▶ _The problem_: Write the records out again, unchanged.

(Entries taken from a collection)
####

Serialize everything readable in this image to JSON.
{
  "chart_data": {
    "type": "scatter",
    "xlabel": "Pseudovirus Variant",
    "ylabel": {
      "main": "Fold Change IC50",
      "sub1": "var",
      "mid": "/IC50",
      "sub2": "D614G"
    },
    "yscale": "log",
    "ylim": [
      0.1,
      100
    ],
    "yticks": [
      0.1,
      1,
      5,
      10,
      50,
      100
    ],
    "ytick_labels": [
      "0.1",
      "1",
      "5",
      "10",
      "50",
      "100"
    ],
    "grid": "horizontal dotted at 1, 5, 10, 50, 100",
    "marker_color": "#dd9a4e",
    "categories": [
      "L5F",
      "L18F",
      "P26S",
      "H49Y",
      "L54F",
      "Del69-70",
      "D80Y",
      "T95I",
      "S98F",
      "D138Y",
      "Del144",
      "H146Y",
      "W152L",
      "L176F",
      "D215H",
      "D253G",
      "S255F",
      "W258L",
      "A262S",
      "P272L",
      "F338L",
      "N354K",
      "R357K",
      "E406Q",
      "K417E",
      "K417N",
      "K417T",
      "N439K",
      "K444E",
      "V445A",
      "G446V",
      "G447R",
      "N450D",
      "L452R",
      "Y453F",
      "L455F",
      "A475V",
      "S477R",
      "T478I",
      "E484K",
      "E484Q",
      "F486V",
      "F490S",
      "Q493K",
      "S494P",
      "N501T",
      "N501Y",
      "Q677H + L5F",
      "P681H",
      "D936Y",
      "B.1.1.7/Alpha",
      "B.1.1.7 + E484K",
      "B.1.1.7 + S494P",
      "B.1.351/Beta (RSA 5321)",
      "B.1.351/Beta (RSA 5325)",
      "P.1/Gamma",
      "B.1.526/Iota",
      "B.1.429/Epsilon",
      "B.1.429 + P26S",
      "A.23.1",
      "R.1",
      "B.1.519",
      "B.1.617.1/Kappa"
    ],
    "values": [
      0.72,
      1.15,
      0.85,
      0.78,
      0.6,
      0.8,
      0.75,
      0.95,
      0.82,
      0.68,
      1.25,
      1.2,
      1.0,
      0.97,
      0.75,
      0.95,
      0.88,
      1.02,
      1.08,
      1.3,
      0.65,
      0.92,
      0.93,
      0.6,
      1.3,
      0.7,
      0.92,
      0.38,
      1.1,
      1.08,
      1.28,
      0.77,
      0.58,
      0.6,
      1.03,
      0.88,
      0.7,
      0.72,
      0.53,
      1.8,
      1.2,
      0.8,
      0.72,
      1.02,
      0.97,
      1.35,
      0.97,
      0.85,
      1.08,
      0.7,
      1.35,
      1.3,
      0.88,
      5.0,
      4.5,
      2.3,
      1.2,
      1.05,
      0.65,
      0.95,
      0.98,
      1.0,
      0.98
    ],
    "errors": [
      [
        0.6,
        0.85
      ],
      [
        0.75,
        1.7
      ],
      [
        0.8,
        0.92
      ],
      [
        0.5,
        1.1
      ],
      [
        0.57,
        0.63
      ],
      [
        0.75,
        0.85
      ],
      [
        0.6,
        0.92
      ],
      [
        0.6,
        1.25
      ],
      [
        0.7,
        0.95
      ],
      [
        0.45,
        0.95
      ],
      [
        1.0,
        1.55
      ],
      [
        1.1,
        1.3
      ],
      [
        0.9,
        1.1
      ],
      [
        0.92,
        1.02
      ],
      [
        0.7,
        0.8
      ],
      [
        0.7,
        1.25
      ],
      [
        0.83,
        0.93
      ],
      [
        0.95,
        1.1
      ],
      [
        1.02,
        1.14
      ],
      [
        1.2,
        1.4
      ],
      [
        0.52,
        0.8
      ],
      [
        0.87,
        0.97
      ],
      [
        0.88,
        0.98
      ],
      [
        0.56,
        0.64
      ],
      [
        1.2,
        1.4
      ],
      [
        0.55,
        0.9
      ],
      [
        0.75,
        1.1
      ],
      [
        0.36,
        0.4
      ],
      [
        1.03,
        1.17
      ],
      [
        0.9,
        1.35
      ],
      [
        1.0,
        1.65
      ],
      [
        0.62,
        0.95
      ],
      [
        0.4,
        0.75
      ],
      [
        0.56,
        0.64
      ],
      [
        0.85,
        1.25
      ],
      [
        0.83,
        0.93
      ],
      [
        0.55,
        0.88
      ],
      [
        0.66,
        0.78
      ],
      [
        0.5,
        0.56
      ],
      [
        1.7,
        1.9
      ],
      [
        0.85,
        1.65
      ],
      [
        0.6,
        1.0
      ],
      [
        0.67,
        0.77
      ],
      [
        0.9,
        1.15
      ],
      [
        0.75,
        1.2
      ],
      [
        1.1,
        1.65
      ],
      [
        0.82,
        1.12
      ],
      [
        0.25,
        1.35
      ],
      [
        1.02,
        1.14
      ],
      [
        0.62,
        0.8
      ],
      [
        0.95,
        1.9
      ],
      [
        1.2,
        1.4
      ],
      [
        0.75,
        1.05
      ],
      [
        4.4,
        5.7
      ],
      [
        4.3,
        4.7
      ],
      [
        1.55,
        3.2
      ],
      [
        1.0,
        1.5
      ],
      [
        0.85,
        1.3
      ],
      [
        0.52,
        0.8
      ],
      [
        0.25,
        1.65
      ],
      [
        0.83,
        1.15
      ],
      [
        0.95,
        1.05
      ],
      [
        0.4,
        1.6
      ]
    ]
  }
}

####

▶ _Expected answer_:
Serialize everything readable in this image to JSON.
{
  "chart_data": {
    "type": "scatter",
    "xlabel": "Pseudovirus Variant",
    "ylabel": {
      "main": "Fold Change IC50",
      "sub1": "var",
      "mid": "/IC50",
      "sub2": "D614G"
    },
    "yscale": "log",
    "ylim": [
      0.1,
      100
    ],
    "yticks": [
      0.1,
      1,
      5,
      10,
      50,
      100
    ],
    "ytick_labels": [
      "0.1",
      "1",
      "5",
      "10",
      "50",
      "100"
    ],
    "grid": "horizontal dotted at 1, 5, 10, 50, 100",
    "marker_color": "#dd9a4e",
    "categories": [
      "L5F",
      "L18F",
      "P26S",
      "H49Y",
      "L54F",
      "Del69-70",
      "D80Y",
      "T95I",
      "S98F",
      "D138Y",
      "Del144",
      "H146Y",
      "W152L",
      "L176F",
      "D215H",
      "D253G",
      "S255F",
      "W258L",
      "A262S",
      "P272L",
      "F338L",
      "N354K",
      "R357K",
      "E406Q",
      "K417E",
      "K417N",
      "K417T",
      "N439K",
      "K444E",
      "V445A",
      "G446V",
      "G447R",
      "N450D",
      "L452R",
      "Y453F",
      "L455F",
      "A475V",
      "S477R",
      "T478I",
      "E484K",
      "E484Q",
      "F486V",
      "F490S",
      "Q493K",
      "S494P",
      "N501T",
      "N501Y",
      "Q677H + L5F",
      "P681H",
      "D936Y",
      "B.1.1.7/Alpha",
      "B.1.1.7 + E484K",
      "B.1.1.7 + S494P",
      "B.1.351/Beta (RSA 5321)",
      "B.1.351/Beta (RSA 5325)",
      "P.1/Gamma",
      "B.1.526/Iota",
      "B.1.429/Epsilon",
      "B.1.429 + P26S",
      "A.23.1",
      "R.1",
      "B.1.519",
      "B.1.617.1/Kappa"
    ],
    "values": [
      0.72,
      1.15,
      0.85,
      0.78,
      0.6,
      0.8,
      0.75,
      0.95,
      0.82,
      0.68,
      1.25,
      1.2,
      1.0,
      0.97,
      0.75,
      0.95,
      0.88,
      1.02,
      1.08,
      1.3,
      0.65,
      0.92,
      0.93,
      0.6,
      1.3,
      0.7,
      0.92,
      0.38,
      1.1,
      1.08,
      1.28,
      0.77,
      0.58,
      0.6,
      1.03,
      0.88,
      0.7,
      0.72,
      0.53,
      1.8,
      1.2,
      0.8,
      0.72,
      1.02,
      0.97,
      1.35,
      0.97,
      0.85,
      1.08,
      0.7,
      1.35,
      1.3,
      0.88,
      5.0,
      4.5,
      2.3,
      1.2,
      1.05,
      0.65,
      0.95,
      0.98,
      1.0,
      0.98
    ],
    "errors": [
      [
        0.6,
        0.85
      ],
      [
        0.75,
        1.7
      ],
      [
        0.8,
        0.92
      ],
      [
        0.5,
        1.1
      ],
      [
        0.57,
        0.63
      ],
      [
        0.75,
        0.85
      ],
      [
        0.6,
        0.92
      ],
      [
        0.6,
        1.25
      ],
      [
        0.7,
        0.95
      ],
      [
        0.45,
        0.95
      ],
      [
        1.0,
        1.55
      ],
      [
        1.1,
        1.3
      ],
      [
        0.9,
        1.1
      ],
      [
        0.92,
        1.02
      ],
      [
        0.7,
        0.8
      ],
      [
        0.7,
        1.25
      ],
      [
        0.83,
        0.93
      ],
      [
        0.95,
        1.1
      ],
      [
        1.02,
        1.14
      ],
      [
        1.2,
        1.4
      ],
      [
        0.52,
        0.8
      ],
      [
        0.87,
        0.97
      ],
      [
        0.88,
        0.98
      ],
      [
        0.56,
        0.64
      ],
      [
        1.2,
        1.4
      ],
      [
        0.55,
        0.9
      ],
      [
        0.75,
        1.1
      ],
      [
        0.36,
        0.4
      ],
      [
        1.03,
        1.17
      ],
      [
        0.9,
        1.35
      ],
      [
        1.0,
        1.65
      ],
      [
        0.62,
        0.95
      ],
      [
        0.4,
        0.75
      ],
      [
        0.56,
        0.64
      ],
      [
        0.85,
        1.25
      ],
      [
        0.83,
        0.93
      ],
      [
        0.55,
        0.88
      ],
      [
        0.66,
        0.78
      ],
      [
        0.5,
        0.56
      ],
      [
        1.7,
        1.9
      ],
      [
        0.85,
        1.65
      ],
      [
        0.6,
        1.0
      ],
      [
        0.67,
        0.77
      ],
      [
        0.9,
        1.15
      ],
      [
        0.75,
        1.2
      ],
      [
        1.1,
        1.65
      ],
      [
        0.82,
        1.12
      ],
      [
        0.25,
        1.35
      ],
      [
        1.02,
        1.14
      ],
      [
        0.62,
        0.8
      ],
      [
        0.95,
        1.9
      ],
      [
        1.2,
        1.4
      ],
      [
        0.75,
        1.05
      ],
      [
        4.4,
        5.7
      ],
      [
        4.3,
        4.7
      ],
      [
        1.55,
        3.2
      ],
      [
        1.0,
        1.5
      ],
      [
        0.85,
        1.3
      ],
      [
        0.52,
        0.8
      ],
      [
        0.25,
        1.65
      ],
      [
        0.83,
        1.15
      ],
      [
        0.95,
        1.05
      ],
      [
        0.4,
        1.6
      ]
    ]
  }
}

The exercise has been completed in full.